The request >> Pull every line containing the word "статьи" from the records.

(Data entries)
=-=-=

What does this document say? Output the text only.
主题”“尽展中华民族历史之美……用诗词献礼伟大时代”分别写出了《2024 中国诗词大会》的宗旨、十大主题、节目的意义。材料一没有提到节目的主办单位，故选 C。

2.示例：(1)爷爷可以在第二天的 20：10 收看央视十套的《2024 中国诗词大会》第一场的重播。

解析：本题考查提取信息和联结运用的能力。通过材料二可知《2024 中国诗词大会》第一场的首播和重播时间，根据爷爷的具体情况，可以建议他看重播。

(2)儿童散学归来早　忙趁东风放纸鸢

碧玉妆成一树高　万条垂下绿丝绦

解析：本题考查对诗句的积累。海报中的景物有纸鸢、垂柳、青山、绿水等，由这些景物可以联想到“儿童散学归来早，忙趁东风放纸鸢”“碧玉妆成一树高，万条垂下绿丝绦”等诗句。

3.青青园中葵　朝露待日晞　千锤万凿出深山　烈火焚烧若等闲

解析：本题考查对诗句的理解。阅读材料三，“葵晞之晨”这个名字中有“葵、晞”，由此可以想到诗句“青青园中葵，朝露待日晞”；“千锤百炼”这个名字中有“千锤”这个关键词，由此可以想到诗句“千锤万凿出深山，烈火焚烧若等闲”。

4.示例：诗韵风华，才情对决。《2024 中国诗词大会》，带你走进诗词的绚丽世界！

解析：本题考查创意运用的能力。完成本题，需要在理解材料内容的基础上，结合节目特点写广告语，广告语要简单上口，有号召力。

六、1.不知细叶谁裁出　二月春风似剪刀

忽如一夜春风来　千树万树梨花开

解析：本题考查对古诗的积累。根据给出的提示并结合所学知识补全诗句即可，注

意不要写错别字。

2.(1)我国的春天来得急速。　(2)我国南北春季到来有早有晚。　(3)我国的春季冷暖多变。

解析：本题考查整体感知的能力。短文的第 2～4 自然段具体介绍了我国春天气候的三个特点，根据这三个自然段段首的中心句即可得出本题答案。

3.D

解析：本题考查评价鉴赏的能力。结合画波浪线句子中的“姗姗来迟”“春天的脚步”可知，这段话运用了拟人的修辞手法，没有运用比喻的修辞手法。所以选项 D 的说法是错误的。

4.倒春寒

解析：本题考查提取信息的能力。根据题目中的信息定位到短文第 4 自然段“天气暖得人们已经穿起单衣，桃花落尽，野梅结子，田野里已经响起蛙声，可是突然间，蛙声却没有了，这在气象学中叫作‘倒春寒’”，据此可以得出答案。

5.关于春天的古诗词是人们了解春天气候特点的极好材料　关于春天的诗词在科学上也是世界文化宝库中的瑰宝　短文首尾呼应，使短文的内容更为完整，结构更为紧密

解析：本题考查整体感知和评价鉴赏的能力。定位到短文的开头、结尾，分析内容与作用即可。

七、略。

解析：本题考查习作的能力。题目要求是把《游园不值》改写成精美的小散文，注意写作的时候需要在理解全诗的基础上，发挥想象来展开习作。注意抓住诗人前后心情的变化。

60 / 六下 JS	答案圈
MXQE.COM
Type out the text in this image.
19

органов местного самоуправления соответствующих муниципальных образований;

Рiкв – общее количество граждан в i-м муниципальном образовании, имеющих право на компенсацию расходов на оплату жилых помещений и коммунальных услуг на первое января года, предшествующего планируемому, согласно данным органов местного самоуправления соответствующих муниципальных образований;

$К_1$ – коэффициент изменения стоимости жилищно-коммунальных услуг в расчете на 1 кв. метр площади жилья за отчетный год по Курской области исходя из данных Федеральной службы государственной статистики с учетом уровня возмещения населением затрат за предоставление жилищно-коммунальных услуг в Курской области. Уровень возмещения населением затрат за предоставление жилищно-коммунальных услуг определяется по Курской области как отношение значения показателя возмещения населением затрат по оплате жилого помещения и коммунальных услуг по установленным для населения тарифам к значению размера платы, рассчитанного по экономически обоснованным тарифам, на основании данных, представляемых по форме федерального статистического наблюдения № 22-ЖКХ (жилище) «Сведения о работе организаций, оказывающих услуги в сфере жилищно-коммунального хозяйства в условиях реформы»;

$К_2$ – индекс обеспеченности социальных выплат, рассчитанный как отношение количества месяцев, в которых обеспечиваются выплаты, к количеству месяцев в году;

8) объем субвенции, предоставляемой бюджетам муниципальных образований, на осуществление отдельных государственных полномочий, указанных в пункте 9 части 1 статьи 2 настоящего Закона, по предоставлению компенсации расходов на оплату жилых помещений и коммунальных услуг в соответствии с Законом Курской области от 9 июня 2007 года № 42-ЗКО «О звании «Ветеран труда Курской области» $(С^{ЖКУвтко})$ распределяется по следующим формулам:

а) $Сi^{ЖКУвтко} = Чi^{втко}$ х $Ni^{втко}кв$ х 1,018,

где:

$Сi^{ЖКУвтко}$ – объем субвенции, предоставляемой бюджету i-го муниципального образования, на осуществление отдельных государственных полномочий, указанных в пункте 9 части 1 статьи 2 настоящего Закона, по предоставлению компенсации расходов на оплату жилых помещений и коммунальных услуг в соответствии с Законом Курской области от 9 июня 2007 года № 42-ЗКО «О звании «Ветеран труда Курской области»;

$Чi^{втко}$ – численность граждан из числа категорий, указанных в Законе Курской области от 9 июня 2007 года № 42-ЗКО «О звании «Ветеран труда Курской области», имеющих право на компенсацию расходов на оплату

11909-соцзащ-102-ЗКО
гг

=-=-=

Correct answer >>
8) объем субвенции, предоставляемой бюджетам муниципальных образований, на осуществление отдельных государственных полномочий, указанных в пункте 9 части 1 статьи 2 настоящего Закона, по предоставлению компенсации расходов на оплату жилых помещений и коммунальных услуг в соответствии с Законом Курской области от 9 июня 2007 года № 42-ЗКО «О звании «Ветеран труда Курской области» $(С^{ЖКУвтко})$ распределяется по следующим формулам:
$Сi^{ЖКУвтко}$ – объем субвенции, предоставляемой бюджету i-го муниципального образования, на осуществление отдельных государственных полномочий, указанных в пункте 9 части 1 статьи 2 настоящего Закона, по предоставлению компенсации расходов на оплату жилых помещений и коммунальных услуг в соответствии с Законом Курской области от 9 июня 2007 года № 42-ЗКО «О звании «Ветеран труда Курской области»;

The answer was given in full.